_SOURCE_.

** START **

MMO's are just a shitty genre, first of all, you're not allowed to make sequels out of it, because everyone has a lot of love, time and sometimes even money spent on an account, that having a sequel that would basically reset all your progress would be a personal insult. They're bound to get outdated
you're forgetting that it's not only players who might be affected negatively by this, but the company as well. why should they risk working on a sequel that might flop (many such cases) when the game is already fine as is, and it is racking in a lot of money? if anything, the expansions already fit that role by giving you a lot of new stuff (glams, skills, raids, etc). so i'm not really seeing how is this a bad thing?

also... you probably don't know what happened when this game came out in 2010, do you? there is a VERY good reason they're not taking any major risks lol
yes, i'm aware that FFXIV at the start sucked and that FFXI was a thing, my point is that when you're working with a base so old, developing new things for it can be difficult and at the end of the day MMO's will always be behind modern games in things like infrastructure, graphics or whatever

Serraionga wrote:

Patatitta wrote:

Most mmos don't really know how to add content in a way that doesn't directly thrash the content made beforehand, the only exceptions are like maybe runescape. If you start any MMO today you will basically just play through the story of all the expansions until reaching the modern one and then playing that one, because while even things like zones may be reused, you're not really going on a 10yo raid and recieving current level loot, so while they may have amazingly long lifespans, you're only really going to experience what was developed in the past few years
i know you're talking more generally here and not referring to ffxiv specifically, but i don't think any of this applies to ffxiv, like at all

there's plenty of groups/discords out there which do low level/ilvl raids/content that was introduced to the game a really long time ago and still have a blast with it/get certain rewards from it which are still exclusive to that content (baldesion arsenal and delubrum reginae comes to mind). you're not being gatekept/walled/etc from experiencing old content similarly to how it was on release if you're a new player, it doesn't quite work like that here

(some bahamut raids are sliiiightly easier than they were on release due to potency changes/new jobs (classes) that weren't present at the time/other technical shit, but those things are barely noticeable and even then can be solved by just setting it to minimum ilvl, like asmongold did during his ffxiv playthrough)

** END **

_INSTRUCTION A_.
Answer these questions from the MMO discussion.
(i) In what year did the game come out, according to the discussion?
(ii) Which game is named as perhaps the only exception among MMOs that add content without thrashing earlier content?
(iii) Who is said to have set raids to minimum ilvl during his ffxiv playthrough?
_INSTRUCTION B_. Return the passage of the MMO discussion from "(some bahamut raids" to "his ffxiv playthrough)", copied word for word.

_LISTED ENTRIES_.
** START **

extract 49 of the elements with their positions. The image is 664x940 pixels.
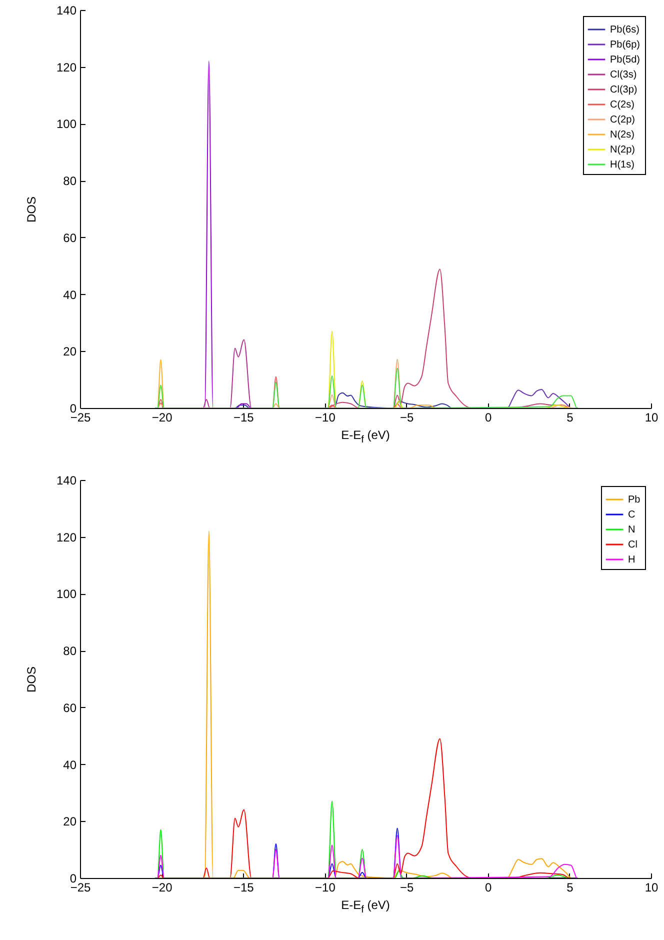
legend-label: Pb(6s) [610,24,640,36]
legend-label: Cl(3s) [610,70,637,80]
legend-label: C [628,510,636,520]
y-tick-label: 60 [63,230,77,245]
x-tick-label: −15 [233,410,254,424]
x-axis-title: E-E$_{f}$ (eV) [340,898,391,916]
legend-label: Pb(5d) [610,54,640,66]
y-tick-label: 100 [56,117,77,132]
y-tick-label: 20 [63,344,77,359]
legend-label: H [628,554,636,566]
y-axis-title: DOS [24,666,38,693]
legend-label: N(2s) [610,130,634,140]
y-tick-label: 120 [56,60,77,74]
x-tick-label: −10 [315,410,336,424]
y-tick-label: 20 [63,814,77,829]
legend-label: Pb(6p) [610,40,640,50]
legend-label: C(2p) [610,114,636,126]
x-tick-label: 0 [485,880,492,894]
x-tick-label: −20 [152,410,173,424]
x-tick-label: −10 [315,880,336,894]
x-tick-label: 10 [644,410,658,424]
y-tick-label: 80 [63,644,77,658]
x-tick-label: 0 [485,410,492,424]
y-tick-label: 100 [56,587,77,602]
legend-label: Pb [628,494,641,506]
x-tick-label: 10 [644,880,658,894]
y-tick-label: 120 [56,530,77,544]
y-axis-title: DOS [24,196,38,223]
legend-label: C(2s) [610,100,634,110]
y-tick-label: 60 [63,700,77,715]
y-tick-label: 0 [70,402,77,416]
x-tick-label: −15 [233,880,254,894]
x-tick-label: −5 [400,410,414,424]
legend-label: H(1s) [610,160,634,170]
x-tick-label: −20 [152,880,173,894]
x-tick-label: −5 [400,880,414,894]
y-tick-label: 0 [70,872,77,886]
x-tick-label: 5 [566,880,574,894]
y-tick-label: 140 [56,474,77,488]
y-tick-label: 80 [63,174,77,188]
legend-label: N(2p) [610,144,636,156]
y-tick-label: 140 [56,4,77,18]
legend-label: Cl(3p) [610,84,638,96]
x-axis-title: E-E$_{f}$ (eV) [340,428,391,446]
y-tick-label: 40 [63,288,77,302]
y-tick-label: 40 [63,758,77,772]
legend-label: N [628,524,636,536]
x-tick-label: 5 [566,410,574,424]
legend-label: Cl [628,540,638,550]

** END **

_FULL ANSWER A_.
(i) 2010
(ii) runescape
(iii) asmongold

_FULL ANSWER B_.
(some bahamut raids are sliiiightly easier than they were on release due to potency changes/new jobs (classes) that weren't present at the time/other technical shit, but those things are barely noticeable and even then can be solved by just setting it to minimum ilvl, like asmongold did during his ffxiv playthrough)